Exercise inputs:
◆ ◆ ◆
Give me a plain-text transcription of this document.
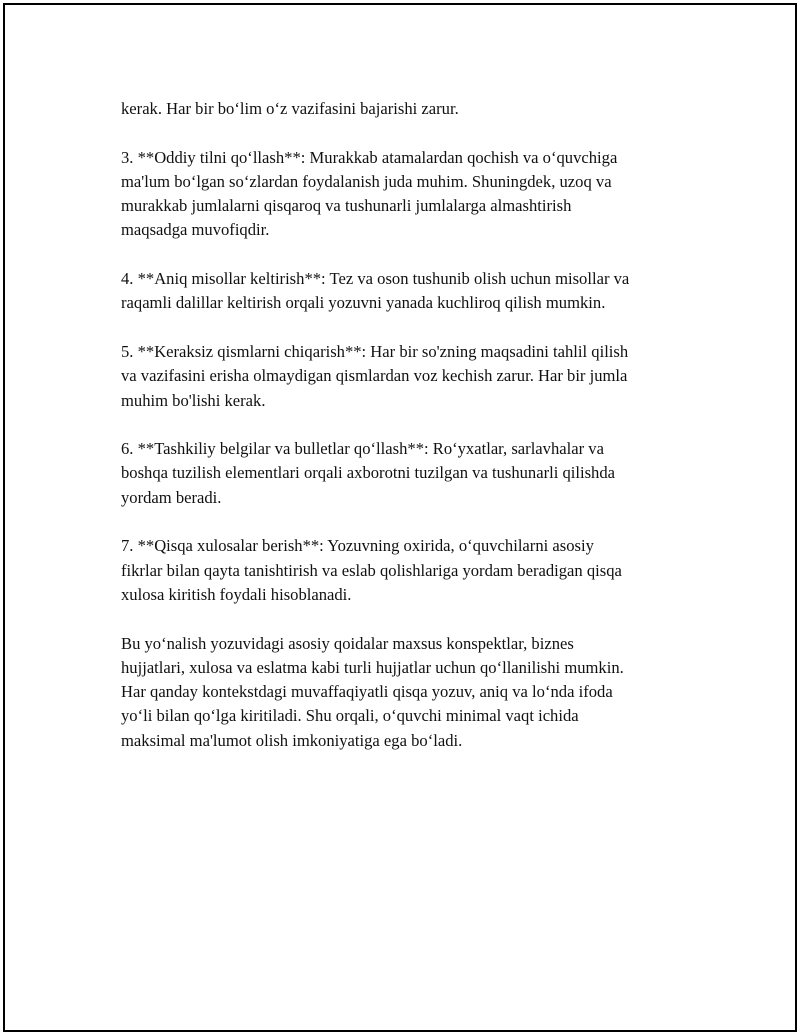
kerak. Har bir boʻlim oʻz vazifasini bajarishi zarur.

3. **Oddiy tilni qoʻllash**: Murakkab atamalardan qochish va oʻquvchiga
ma'lum boʻlgan soʻzlardan foydalanish juda muhim. Shuningdek, uzoq va
murakkab jumlalarni qisqaroq va tushunarli jumlalarga almashtirish
maqsadga muvofiqdir.

4. **Aniq misollar keltirish**: Tez va oson tushunib olish uchun misollar va
raqamli dalillar keltirish orqali yozuvni yanada kuchliroq qilish mumkin.

5. **Keraksiz qismlarni chiqarish**: Har bir so'zning maqsadini tahlil qilish
va vazifasini erisha olmaydigan qismlardan voz kechish zarur. Har bir jumla
muhim bo'lishi kerak.

6. **Tashkiliy belgilar va bulletlar qoʻllash**: Roʻyxatlar, sarlavhalar va
boshqa tuzilish elementlari orqali axborotni tuzilgan va tushunarli qilishda
yordam beradi.

7. **Qisqa xulosalar berish**: Yozuvning oxirida, oʻquvchilarni asosiy
fikrlar bilan qayta tanishtirish va eslab qolishlariga yordam beradigan qisqa
xulosa kiritish foydali hisoblanadi.

Bu yoʻnalish yozuvidagi asosiy qoidalar maxsus konspektlar, biznes
hujjatlari, xulosa va eslatma kabi turli hujjatlar uchun qoʻllanilishi mumkin.
Har qanday kontekstdagi muvaffaqiyatli qisqa yozuv, aniq va loʻnda ifoda
yoʻli bilan qoʻlga kiritiladi. Shu orqali, oʻquvchi minimal vaqt ichida
maksimal ma'lumot olish imkoniyatiga ega boʻladi.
◆ ◆ ◆
All lines above containing the string "mumkin" are to be collected.

Exercise answer:
raqamli dalillar keltirish orqali yozuvni yanada kuchliroq qilish mumkin.
hujjatlari, xulosa va eslatma kabi turli hujjatlar uchun qoʻllanilishi mumkin.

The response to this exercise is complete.